## Goal
Reproduce the lines of the material running from the one containing "label-wealthsimple-q2-25: 22.6 [308,540,333,555]" through the one containing "page-title: Ending AUM&A", both included, with no changes.

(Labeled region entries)
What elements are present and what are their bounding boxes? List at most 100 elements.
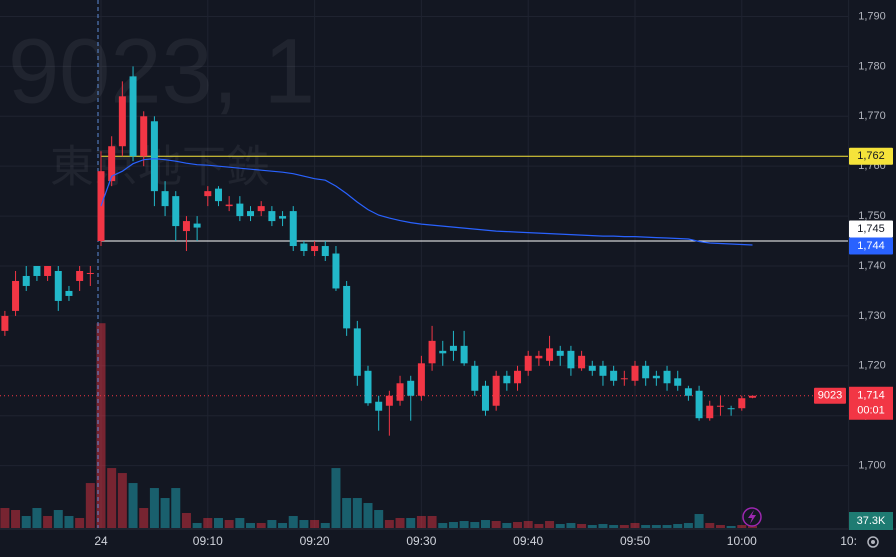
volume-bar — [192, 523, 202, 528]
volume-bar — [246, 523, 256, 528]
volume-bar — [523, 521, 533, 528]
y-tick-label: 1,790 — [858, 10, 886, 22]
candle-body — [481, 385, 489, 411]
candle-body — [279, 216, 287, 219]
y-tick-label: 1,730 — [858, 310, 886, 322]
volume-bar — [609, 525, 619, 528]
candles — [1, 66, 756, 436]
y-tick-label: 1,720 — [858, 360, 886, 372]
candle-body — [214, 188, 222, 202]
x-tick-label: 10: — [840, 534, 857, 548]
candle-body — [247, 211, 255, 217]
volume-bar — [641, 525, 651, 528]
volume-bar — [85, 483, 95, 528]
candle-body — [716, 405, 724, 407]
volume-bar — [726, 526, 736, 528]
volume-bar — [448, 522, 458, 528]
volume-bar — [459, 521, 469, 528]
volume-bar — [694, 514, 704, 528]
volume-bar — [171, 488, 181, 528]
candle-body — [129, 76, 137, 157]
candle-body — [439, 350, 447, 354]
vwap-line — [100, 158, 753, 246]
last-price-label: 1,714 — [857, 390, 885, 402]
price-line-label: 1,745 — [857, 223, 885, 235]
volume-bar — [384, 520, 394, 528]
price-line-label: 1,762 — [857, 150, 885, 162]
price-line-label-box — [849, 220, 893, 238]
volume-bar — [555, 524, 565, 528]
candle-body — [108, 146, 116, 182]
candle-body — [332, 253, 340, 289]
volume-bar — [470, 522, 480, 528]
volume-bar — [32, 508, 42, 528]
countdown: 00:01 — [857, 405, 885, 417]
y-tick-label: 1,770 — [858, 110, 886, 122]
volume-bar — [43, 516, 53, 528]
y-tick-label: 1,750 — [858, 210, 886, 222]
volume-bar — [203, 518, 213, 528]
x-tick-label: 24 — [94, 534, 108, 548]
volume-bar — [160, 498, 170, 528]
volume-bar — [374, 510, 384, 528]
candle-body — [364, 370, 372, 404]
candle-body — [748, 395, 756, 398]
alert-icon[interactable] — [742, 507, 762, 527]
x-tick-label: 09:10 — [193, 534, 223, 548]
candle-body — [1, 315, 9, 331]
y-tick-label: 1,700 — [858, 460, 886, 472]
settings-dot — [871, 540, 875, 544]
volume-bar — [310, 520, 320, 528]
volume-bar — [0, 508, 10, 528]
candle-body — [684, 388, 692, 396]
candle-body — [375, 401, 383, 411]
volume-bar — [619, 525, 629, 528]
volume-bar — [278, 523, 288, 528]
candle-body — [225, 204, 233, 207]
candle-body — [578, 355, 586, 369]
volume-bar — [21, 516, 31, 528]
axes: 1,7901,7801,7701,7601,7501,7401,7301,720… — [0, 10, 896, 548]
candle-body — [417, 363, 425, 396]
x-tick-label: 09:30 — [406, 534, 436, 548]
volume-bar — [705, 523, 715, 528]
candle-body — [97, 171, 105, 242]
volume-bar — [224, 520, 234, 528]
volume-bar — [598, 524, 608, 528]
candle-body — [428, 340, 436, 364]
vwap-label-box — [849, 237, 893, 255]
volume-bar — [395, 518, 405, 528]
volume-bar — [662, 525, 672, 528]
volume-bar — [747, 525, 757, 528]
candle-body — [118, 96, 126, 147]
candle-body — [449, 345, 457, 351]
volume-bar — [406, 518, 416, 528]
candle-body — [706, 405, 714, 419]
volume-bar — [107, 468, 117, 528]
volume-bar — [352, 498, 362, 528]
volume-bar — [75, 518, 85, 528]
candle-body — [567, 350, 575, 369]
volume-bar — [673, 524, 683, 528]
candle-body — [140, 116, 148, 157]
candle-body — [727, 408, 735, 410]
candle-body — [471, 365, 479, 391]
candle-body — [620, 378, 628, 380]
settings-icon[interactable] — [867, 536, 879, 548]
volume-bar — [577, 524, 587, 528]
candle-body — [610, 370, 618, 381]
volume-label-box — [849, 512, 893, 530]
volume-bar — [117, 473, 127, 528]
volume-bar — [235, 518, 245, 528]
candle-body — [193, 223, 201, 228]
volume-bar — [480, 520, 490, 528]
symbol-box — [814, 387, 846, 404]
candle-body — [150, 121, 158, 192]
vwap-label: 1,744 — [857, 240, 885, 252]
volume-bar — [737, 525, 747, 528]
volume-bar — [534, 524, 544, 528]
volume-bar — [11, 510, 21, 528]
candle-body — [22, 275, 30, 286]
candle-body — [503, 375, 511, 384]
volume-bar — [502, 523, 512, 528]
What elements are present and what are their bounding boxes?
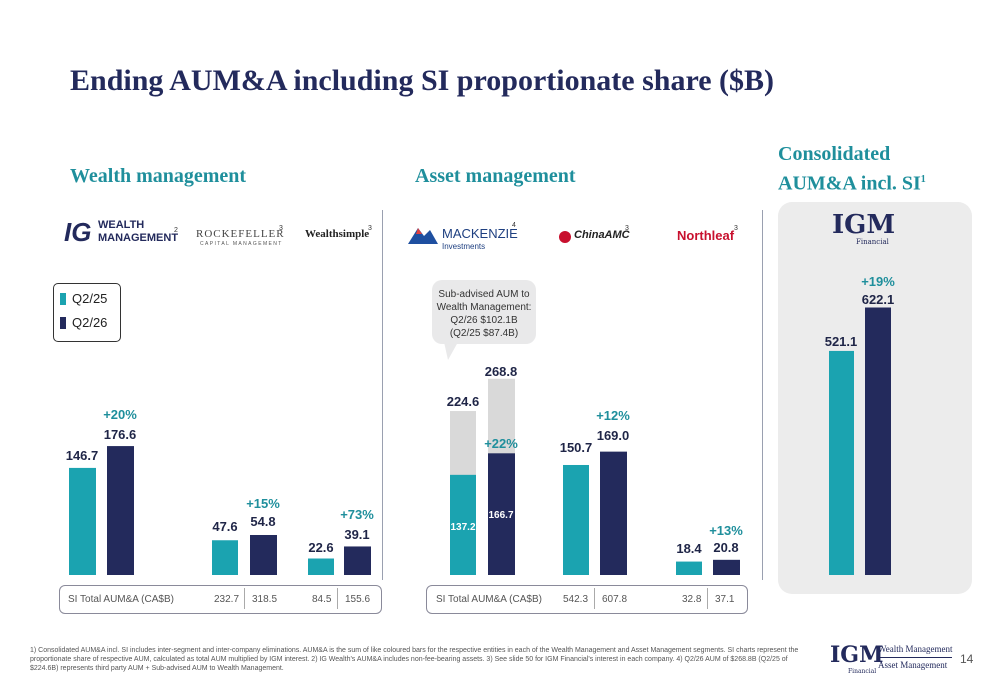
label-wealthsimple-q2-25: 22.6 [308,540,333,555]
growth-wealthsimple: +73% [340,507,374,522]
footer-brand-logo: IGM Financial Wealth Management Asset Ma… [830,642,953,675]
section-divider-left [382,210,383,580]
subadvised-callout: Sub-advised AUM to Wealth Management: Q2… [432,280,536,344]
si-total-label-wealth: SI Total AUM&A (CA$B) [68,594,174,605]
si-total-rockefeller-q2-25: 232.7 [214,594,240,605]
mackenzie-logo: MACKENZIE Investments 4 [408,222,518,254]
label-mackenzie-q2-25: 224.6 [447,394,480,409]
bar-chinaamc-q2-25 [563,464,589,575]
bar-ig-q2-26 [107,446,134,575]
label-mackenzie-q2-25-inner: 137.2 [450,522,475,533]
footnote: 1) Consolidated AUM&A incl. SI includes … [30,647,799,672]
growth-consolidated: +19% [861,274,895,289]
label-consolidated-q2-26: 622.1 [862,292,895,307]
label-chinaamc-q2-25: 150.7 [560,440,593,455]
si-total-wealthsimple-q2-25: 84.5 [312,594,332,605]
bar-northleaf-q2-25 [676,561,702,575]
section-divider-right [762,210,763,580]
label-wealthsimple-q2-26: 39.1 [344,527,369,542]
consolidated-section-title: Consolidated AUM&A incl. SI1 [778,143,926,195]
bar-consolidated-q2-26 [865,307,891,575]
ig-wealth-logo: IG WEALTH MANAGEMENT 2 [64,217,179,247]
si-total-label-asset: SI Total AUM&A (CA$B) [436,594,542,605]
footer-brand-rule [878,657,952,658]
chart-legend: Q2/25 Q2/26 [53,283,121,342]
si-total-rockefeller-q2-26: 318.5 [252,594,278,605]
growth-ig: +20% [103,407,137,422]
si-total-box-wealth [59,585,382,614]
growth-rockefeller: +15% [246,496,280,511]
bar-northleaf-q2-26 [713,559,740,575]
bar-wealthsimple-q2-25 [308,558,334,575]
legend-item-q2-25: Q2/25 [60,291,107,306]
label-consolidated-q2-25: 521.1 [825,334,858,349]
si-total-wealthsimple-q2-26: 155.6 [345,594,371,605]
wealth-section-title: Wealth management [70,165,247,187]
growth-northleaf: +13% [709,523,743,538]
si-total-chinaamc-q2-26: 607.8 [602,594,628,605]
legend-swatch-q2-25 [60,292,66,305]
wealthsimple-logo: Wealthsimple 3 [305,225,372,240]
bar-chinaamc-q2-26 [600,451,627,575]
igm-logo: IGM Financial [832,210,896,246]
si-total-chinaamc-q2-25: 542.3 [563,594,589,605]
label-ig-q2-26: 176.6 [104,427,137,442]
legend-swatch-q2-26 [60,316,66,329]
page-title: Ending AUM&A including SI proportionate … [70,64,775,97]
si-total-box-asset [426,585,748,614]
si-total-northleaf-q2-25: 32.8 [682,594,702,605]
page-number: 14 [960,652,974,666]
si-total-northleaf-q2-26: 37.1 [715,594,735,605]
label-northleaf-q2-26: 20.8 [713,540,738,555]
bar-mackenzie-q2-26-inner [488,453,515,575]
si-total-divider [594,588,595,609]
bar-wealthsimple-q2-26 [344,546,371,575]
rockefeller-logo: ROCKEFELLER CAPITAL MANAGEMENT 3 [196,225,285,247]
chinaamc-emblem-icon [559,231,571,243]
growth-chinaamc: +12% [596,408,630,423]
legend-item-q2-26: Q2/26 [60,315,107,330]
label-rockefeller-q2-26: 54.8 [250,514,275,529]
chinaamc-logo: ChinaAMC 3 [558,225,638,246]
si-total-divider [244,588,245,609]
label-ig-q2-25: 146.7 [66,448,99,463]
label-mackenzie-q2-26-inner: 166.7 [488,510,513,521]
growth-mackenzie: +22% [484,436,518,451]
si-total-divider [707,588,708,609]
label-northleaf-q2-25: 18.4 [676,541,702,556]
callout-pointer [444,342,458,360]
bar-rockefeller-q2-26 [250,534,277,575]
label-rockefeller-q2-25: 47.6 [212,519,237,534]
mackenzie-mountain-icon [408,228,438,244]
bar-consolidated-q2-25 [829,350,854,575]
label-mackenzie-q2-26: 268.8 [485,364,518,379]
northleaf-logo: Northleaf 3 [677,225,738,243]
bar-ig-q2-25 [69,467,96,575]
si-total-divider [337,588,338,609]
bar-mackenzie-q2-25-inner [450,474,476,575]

## Task answer
label-wealthsimple-q2-25: 22.6 [308,540,333,555]
growth-wealthsimple: +73% [340,507,374,522]
footer-brand-logo: IGM Financial Wealth Management Asset Ma… [830,642,953,675]
section-divider-left [382,210,383,580]
subadvised-callout: Sub-advised AUM to Wealth Management: Q2… [432,280,536,344]
si-total-label-wealth: SI Total AUM&A (CA$B) [68,594,174,605]
si-total-rockefeller-q2-25: 232.7 [214,594,240,605]
mackenzie-logo: MACKENZIE Investments 4 [408,222,518,254]
label-mackenzie-q2-25: 224.6 [447,394,480,409]
bar-chinaamc-q2-25 [563,464,589,575]
bar-ig-q2-26 [107,446,134,575]
label-mackenzie-q2-25-inner: 137.2 [450,522,475,533]
footnote: 1) Consolidated AUM&A incl. SI includes … [30,647,799,672]
growth-consolidated: +19% [861,274,895,289]
label-consolidated-q2-26: 622.1 [862,292,895,307]
label-chinaamc-q2-25: 150.7 [560,440,593,455]
si-total-wealthsimple-q2-25: 84.5 [312,594,332,605]
bar-northleaf-q2-25 [676,561,702,575]
section-divider-right [762,210,763,580]
label-wealthsimple-q2-26: 39.1 [344,527,369,542]
consolidated-section-title: Consolidated AUM&A incl. SI1 [778,143,926,195]
bar-consolidated-q2-26 [865,307,891,575]
ig-wealth-logo: IG WEALTH MANAGEMENT 2 [64,217,179,247]
si-total-label-asset: SI Total AUM&A (CA$B) [436,594,542,605]
footer-brand-rule [878,657,952,658]
chart-legend: Q2/25 Q2/26 [53,283,121,342]
si-total-rockefeller-q2-26: 318.5 [252,594,278,605]
growth-ig: +20% [103,407,137,422]
si-total-box-wealth [59,585,382,614]
growth-rockefeller: +15% [246,496,280,511]
bar-northleaf-q2-26 [713,559,740,575]
bar-wealthsimple-q2-25 [308,558,334,575]
legend-item-q2-25: Q2/25 [60,291,107,306]
label-consolidated-q2-25: 521.1 [825,334,858,349]
si-total-wealthsimple-q2-26: 155.6 [345,594,371,605]
wealth-section-title: Wealth management [70,165,247,187]
growth-northleaf: +13% [709,523,743,538]
si-total-chinaamc-q2-26: 607.8 [602,594,628,605]
legend-swatch-q2-25 [60,292,66,305]
wealthsimple-logo: Wealthsimple 3 [305,225,372,240]
bar-chinaamc-q2-26 [600,451,627,575]
igm-logo: IGM Financial [832,210,896,246]
si-total-chinaamc-q2-25: 542.3 [563,594,589,605]
label-ig-q2-26: 176.6 [104,427,137,442]
legend-swatch-q2-26 [60,316,66,329]
page-title: Ending AUM&A including SI proportionate … [70,64,775,97]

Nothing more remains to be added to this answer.